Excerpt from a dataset
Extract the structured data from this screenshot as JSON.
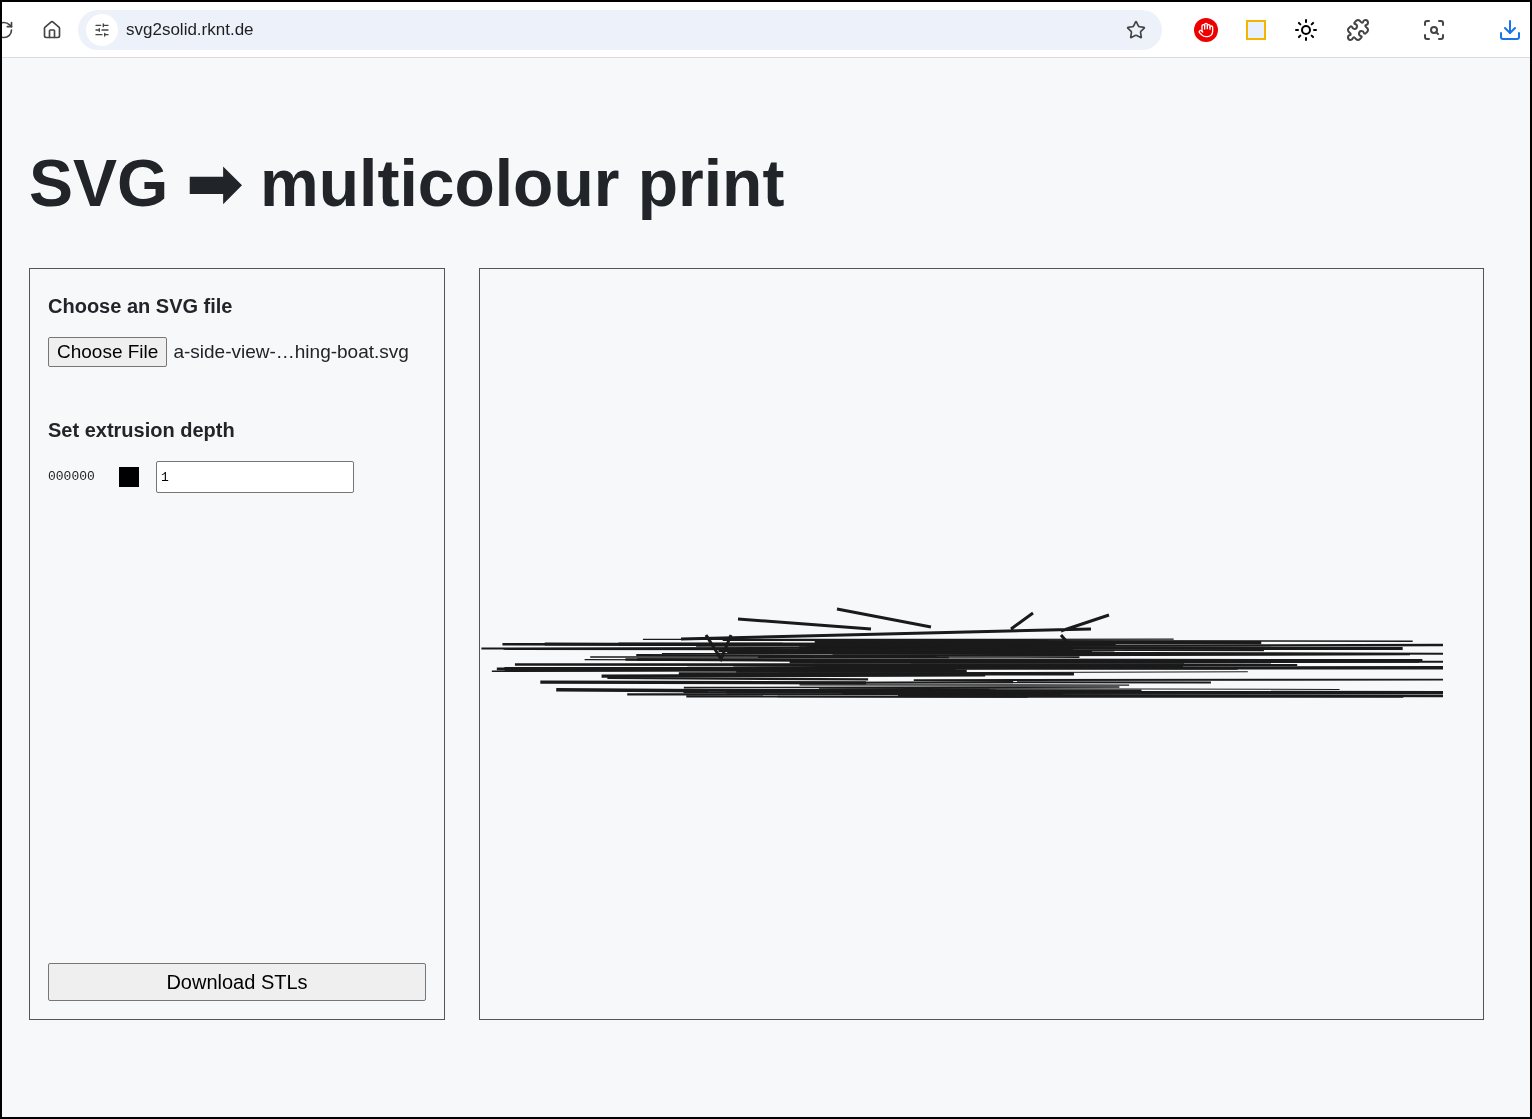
{
  "browser": {
    "url": "svg2solid.rknt.de"
  },
  "heading": {
    "left": "SVG",
    "arrow": "➡",
    "right": "multicolour print"
  },
  "controls": {
    "file_label": "Choose an SVG file",
    "file_button": "Choose File",
    "file_name": "a-side-view-…hing-boat.svg",
    "depth_label": "Set extrusion depth",
    "layers": [
      {
        "hex": "000000",
        "color": "#000000",
        "depth": "1"
      }
    ],
    "download_button": "Download STLs"
  }
}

» Given instruction: Are you able to set down all the lines above exactly, without any pictures?

» Solution to this exercise:
Extract the structured data from this screenshot as JSON.
{
  "browser": {
    "url": "svg2solid.rknt.de"
  },
  "heading": {
    "left": "SVG",
    "arrow": "➡",
    "right": "multicolour print"
  },
  "controls": {
    "file_label": "Choose an SVG file",
    "file_button": "Choose File",
    "file_name": "a-side-view-…hing-boat.svg",
    "depth_label": "Set extrusion depth",
    "layers": [
      {
        "hex": "000000",
        "color": "#000000",
        "depth": "1"
      }
    ],
    "download_button": "Download STLs"
  }
}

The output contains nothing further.